(Figure record listings)

---*---

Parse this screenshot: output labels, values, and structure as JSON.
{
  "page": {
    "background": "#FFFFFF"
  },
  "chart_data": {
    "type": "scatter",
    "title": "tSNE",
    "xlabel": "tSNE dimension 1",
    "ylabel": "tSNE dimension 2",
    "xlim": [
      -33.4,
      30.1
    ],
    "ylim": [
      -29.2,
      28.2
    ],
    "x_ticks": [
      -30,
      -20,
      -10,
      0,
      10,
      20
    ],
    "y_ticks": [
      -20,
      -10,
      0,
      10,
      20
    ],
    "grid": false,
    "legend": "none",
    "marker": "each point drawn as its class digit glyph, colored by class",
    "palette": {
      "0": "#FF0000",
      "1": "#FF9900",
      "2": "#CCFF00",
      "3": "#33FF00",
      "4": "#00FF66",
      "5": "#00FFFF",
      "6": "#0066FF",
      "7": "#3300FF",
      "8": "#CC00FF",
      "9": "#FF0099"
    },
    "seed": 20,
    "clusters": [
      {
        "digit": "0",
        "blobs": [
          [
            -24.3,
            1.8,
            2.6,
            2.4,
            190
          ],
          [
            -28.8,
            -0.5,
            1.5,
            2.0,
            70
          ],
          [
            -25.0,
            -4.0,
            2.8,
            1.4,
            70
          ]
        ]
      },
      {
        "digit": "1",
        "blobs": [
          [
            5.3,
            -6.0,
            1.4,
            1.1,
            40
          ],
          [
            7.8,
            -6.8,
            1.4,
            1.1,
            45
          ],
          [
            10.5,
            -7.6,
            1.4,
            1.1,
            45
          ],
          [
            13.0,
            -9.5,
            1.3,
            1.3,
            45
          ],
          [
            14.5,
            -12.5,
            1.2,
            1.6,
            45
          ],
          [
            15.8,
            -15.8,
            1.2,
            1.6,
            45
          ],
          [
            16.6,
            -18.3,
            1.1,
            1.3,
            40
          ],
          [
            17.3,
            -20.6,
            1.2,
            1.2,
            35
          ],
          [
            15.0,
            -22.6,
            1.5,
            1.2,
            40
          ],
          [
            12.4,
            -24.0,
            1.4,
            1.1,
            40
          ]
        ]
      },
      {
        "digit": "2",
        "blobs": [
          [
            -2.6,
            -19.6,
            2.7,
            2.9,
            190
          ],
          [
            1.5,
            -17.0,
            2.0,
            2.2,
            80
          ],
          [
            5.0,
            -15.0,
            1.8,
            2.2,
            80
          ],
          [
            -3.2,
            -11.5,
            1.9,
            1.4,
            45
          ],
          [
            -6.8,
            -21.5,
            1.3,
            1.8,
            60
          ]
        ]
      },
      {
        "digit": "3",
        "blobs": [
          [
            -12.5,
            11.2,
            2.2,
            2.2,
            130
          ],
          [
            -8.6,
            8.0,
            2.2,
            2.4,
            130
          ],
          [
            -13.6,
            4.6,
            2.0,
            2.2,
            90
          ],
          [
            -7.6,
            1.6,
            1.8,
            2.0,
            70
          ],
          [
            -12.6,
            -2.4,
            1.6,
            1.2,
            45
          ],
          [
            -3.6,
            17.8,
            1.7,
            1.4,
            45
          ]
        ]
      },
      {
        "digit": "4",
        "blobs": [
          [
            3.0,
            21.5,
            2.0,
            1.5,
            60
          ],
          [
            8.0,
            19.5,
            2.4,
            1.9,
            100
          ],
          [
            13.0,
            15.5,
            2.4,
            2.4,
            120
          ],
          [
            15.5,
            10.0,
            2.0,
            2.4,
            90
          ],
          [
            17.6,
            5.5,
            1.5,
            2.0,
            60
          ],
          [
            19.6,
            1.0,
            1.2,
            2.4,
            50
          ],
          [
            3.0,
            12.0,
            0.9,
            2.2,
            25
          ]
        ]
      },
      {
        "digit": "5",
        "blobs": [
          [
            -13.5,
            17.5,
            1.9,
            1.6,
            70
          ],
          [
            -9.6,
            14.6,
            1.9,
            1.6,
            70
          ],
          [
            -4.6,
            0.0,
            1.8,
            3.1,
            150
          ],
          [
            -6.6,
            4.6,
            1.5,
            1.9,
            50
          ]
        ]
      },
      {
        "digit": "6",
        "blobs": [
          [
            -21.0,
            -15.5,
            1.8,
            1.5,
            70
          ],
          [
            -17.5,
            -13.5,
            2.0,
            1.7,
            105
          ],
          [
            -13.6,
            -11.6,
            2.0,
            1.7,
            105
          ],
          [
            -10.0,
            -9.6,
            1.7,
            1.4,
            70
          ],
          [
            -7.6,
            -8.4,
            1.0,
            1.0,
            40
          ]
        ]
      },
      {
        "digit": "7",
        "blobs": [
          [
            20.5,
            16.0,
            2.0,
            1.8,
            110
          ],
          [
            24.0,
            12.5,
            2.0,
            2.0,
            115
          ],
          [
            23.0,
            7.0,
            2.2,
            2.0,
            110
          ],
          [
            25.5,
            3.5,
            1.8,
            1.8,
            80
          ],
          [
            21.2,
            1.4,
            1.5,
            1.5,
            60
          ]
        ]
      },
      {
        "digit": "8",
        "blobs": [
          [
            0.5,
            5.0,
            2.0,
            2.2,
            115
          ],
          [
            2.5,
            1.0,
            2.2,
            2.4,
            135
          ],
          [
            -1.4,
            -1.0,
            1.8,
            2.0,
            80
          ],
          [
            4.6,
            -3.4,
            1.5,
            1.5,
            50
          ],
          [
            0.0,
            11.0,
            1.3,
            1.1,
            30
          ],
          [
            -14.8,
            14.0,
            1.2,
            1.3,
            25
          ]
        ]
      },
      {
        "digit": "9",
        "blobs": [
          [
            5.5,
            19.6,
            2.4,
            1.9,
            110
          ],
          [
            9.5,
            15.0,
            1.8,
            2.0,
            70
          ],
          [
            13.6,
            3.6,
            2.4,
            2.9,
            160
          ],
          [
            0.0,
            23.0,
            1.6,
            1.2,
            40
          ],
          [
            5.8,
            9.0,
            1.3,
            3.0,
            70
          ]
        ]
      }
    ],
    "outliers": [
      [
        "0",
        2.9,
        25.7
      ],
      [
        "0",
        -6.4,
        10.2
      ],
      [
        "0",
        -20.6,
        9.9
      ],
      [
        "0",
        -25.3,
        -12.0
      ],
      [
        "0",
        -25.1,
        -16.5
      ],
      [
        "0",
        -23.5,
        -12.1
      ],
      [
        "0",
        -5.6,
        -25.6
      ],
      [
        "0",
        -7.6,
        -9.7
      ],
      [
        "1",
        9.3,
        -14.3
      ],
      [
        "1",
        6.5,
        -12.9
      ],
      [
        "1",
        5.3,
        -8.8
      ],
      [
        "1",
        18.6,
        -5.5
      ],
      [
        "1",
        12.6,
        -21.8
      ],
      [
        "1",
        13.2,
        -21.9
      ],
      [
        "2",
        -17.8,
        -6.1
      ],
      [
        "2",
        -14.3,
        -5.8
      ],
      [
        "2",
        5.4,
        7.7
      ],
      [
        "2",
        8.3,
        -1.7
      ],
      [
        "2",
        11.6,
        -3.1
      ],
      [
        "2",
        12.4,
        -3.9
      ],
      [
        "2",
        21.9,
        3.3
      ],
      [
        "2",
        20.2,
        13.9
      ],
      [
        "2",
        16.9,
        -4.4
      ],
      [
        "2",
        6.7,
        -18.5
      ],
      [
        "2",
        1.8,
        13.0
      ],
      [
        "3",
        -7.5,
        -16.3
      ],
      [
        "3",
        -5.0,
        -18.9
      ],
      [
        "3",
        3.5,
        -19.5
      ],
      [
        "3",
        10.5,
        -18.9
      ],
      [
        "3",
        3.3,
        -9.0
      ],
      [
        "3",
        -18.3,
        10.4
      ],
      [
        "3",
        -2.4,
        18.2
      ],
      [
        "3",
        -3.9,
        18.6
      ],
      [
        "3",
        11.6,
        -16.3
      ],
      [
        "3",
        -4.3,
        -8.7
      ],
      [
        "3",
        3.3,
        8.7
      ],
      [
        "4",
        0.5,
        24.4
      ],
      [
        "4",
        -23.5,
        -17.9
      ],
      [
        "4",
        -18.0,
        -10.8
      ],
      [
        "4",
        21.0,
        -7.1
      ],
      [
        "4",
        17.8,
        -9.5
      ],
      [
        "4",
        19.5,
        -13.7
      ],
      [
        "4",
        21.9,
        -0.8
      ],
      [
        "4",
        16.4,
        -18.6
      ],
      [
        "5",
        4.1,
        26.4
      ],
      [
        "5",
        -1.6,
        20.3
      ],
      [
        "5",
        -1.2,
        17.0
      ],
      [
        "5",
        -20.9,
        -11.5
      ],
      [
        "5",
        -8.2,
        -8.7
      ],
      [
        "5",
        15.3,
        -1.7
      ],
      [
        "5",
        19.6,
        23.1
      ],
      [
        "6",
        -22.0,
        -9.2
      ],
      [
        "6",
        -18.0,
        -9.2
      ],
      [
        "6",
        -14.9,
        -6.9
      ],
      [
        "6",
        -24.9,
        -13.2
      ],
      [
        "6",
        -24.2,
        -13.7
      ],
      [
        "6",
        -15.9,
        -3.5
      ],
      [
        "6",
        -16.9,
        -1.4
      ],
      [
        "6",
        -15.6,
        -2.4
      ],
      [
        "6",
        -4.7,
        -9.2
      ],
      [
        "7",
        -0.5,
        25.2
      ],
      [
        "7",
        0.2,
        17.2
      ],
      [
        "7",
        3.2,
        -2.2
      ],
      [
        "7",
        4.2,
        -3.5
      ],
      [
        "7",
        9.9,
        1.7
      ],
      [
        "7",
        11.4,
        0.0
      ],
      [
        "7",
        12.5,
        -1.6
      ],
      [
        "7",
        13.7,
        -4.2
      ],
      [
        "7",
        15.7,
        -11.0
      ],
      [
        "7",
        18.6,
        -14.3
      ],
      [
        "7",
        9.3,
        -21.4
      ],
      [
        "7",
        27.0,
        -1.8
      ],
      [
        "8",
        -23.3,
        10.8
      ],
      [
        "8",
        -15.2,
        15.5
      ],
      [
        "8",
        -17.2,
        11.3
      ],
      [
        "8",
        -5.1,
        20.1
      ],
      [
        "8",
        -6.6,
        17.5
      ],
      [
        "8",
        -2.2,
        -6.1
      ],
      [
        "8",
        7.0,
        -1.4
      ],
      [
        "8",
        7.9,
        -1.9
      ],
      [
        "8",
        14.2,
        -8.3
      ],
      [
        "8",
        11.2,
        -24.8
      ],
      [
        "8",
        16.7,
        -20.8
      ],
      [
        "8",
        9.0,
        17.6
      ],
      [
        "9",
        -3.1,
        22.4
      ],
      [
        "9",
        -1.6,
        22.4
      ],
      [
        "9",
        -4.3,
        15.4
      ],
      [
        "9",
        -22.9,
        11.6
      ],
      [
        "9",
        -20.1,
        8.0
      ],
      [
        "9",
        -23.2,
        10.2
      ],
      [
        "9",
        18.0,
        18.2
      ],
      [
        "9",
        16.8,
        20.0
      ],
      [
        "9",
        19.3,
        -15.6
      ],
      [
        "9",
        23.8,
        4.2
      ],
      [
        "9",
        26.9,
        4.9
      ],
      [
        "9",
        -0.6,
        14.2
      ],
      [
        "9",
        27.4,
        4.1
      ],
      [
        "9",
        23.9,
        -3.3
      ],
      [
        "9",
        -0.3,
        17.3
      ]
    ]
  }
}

---*---

DO THIS:
Scan the lines above for "digit", then copy every one that has it.

THE RESULT:
    "marker": "each point drawn as its class digit glyph, colored by class",
        "digit": "0",
        "digit": "1",
        "digit": "2",
        "digit": "3",
        "digit": "4",
        "digit": "5",
        "digit": "6",
        "digit": "7",
        "digit": "8",
        "digit": "9",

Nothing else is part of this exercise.